▶ TEKS SUMBER
· · · · · · ·

Menteri Koordinator Bidang Perekonomian Airlangga Hartarto saat menyampaikan keynote speech secara virtual dalam kegiatan B20-G20 Dialogue: Energy, Sustainability, and Climate Task Force, menyatakan bahwa Indonesia telah memilih transisi energi sebagai salah satu prioritas dalam Presidensi G20, dan memastikan bahwa transisi energi dapat berjalan dengan adil, teratur, dan terjangkau.
Terkait dengan transisi energi, Indonesia telah berkomitmen untuk dapat mencapai target Net Zero Emission pada tahun 2060. Melalui kepemimpinan pada G20 tahun 2022, Indonesia berperan dalam merumuskan Bali Common Principles in Accelerating Clean Energy Transitions (COMPACT) yang akan digunakan sebagai pendoman atau prinsip untuk mempromosikan dan mendukung implementasi transisi energi.
Selanjutnya Mentri Hartarto juga menyampaikan bahwa transisi ke sumber energi ramah lingkungan mampu menciptakan jutaan pekerjaan, mengurangi ketergantungan pada bahan bakar fosil, dan mendorong transfer teknologi sehingga membangun keterampilan tenaga kerja terutama di negara berkembang.
Dalam rangka mengakselerasi transisi energi, pemerintah terus mendorong semangat pemanfaatan energi terbarukan (renewable energy) yang salah satu caranya adalah memperbanyak pemakaian limbah biomassa sebagai campuran bahan bakar (co-firing) pada Pembangkit Listrik Tenaga Uap (PLTU). Metode ini diharapkan mampu mengakselerasi transisi energi di Indonesia.
Apa itu teknologi ‘co-firing? co-firing merupakan teknik substitusi PLTU batubara dengan bahan biomassa pada rasio tertentu yang biasa dilakukan dengan membakar secara bersamaan kedua bahan tersebut. Sumber biomassa yang digunakan bisa beragam seperti pelet kayu, serbuk gergaji, cangkang kelapa sawit, hingga sampah atau limbah.
Menurut Ridwan Djamaluddin (Direktur Jenderal Mineral dan Batubara (Minerba) seperti dilansir dalam situs Direktorat Jendral Energi Baru Terbarukan dan Konservasi Energi bahwa pemanfaatan teknologi co-firing ini menegaskan komitmen Indonesia untuk mempercepat target Net Zero Emission (NZE) pada tahun 2060, apalagi selama ini PLTU merupakan salah satu penyumbang emisi CO2 terbesar. [1]
Teknologi co-firing memanfaatkan biomassa sebagai substitusi parsial batubara untuk dibakar di boiler pembangkit listrik. Biomassa tersebut dapat diperoleh dari beragaram bahan baku, seperti limbah hutan, perkebunan, atau pertanian yang dapat mengurangi emisi metana yang disebabkan oleh degradasi limbah biomassa itu sendiri.

· · · · · · ·

▶ PERINTAH SOAL
Salin tanpa perubahan bagian teks tentang transisi energi di atas yang dibuka dengan kata-kata yang memuat "Menurut Ridwan Djamaluddin" dan ditutup dengan "biomassa itu sendiri.".

· · · · · · ·

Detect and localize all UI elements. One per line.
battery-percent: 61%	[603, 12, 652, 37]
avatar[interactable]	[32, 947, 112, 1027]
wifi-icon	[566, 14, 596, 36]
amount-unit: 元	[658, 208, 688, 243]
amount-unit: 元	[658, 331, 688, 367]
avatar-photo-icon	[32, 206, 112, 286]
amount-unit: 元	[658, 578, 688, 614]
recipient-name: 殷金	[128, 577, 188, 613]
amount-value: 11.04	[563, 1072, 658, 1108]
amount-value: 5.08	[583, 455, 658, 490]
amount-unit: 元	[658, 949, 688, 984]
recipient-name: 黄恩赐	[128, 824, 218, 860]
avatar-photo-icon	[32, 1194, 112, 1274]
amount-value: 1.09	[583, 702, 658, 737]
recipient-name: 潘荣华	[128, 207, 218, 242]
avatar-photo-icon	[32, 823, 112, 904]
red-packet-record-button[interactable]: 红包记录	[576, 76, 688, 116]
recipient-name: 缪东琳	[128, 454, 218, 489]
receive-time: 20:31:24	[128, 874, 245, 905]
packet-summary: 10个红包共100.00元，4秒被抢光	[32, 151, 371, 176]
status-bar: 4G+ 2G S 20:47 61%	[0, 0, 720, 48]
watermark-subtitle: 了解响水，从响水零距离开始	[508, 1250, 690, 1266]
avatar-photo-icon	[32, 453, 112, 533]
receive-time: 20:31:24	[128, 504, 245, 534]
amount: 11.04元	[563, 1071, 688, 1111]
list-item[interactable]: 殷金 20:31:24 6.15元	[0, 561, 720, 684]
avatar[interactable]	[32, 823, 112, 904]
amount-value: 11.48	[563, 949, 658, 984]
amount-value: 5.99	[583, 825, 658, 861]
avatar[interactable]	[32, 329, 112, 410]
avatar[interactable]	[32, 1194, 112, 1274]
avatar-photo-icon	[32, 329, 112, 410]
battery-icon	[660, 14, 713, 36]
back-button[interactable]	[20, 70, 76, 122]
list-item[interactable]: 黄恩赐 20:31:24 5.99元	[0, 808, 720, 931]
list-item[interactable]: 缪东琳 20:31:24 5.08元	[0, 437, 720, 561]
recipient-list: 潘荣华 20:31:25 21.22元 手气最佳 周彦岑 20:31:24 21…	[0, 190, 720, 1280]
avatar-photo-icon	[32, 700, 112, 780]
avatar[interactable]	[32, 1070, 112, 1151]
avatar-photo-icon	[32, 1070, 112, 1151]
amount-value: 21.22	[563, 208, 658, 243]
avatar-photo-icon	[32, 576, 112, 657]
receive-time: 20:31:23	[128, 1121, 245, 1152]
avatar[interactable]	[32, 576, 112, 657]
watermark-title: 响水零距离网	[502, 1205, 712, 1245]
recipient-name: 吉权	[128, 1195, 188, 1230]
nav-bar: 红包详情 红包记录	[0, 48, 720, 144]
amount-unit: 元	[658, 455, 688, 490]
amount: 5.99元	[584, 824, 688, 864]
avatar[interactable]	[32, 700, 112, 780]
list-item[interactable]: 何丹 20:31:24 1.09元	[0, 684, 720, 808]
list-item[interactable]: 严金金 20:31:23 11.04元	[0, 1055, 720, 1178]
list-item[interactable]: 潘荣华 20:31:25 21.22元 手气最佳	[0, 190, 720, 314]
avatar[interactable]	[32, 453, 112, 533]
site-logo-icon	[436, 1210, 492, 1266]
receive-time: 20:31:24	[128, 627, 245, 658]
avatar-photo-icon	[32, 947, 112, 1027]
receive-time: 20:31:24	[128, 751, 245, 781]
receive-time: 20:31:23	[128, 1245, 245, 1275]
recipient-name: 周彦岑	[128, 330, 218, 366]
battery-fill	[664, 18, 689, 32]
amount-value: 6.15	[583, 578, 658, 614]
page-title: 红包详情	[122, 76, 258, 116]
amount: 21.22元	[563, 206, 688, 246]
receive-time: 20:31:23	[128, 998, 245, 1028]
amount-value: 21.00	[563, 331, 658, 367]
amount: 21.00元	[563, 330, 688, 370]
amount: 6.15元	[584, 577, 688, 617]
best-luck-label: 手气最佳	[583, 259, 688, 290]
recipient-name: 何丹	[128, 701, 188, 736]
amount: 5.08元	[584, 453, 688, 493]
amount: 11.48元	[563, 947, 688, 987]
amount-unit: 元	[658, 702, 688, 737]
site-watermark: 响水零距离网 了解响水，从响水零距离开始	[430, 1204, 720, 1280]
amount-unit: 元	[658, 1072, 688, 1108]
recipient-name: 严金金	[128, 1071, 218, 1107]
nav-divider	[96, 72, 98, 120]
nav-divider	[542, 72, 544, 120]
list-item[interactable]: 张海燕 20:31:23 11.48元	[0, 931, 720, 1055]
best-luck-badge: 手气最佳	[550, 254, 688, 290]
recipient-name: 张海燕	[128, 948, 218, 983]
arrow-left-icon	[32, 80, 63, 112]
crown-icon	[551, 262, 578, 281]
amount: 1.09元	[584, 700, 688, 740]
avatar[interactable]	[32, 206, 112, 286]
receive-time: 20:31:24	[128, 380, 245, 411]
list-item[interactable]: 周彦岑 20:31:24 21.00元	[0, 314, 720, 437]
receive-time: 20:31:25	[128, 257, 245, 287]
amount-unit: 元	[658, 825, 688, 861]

· · · · · · ·

▶ JAWABAN
Menurut Ridwan Djamaluddin (Direktur Jenderal Mineral dan Batubara (Minerba) seperti dilansir dalam situs Direktorat Jendral Energi Baru Terbarukan dan Konservasi Energi bahwa pemanfaatan teknologi co-firing ini menegaskan komitmen Indonesia untuk mempercepat target Net Zero Emission (NZE) pada tahun 2060, apalagi selama ini PLTU merupakan salah satu penyumbang emisi CO2 terbesar. [1]
Teknologi co-firing memanfaatkan biomassa sebagai substitusi parsial batubara untuk dibakar di boiler pembangkit listrik. Biomassa tersebut dapat diperoleh dari beragaram bahan baku, seperti limbah hutan, perkebunan, atau pertanian yang dapat mengurangi emisi metana yang disebabkan oleh degradasi limbah biomassa itu sendiri.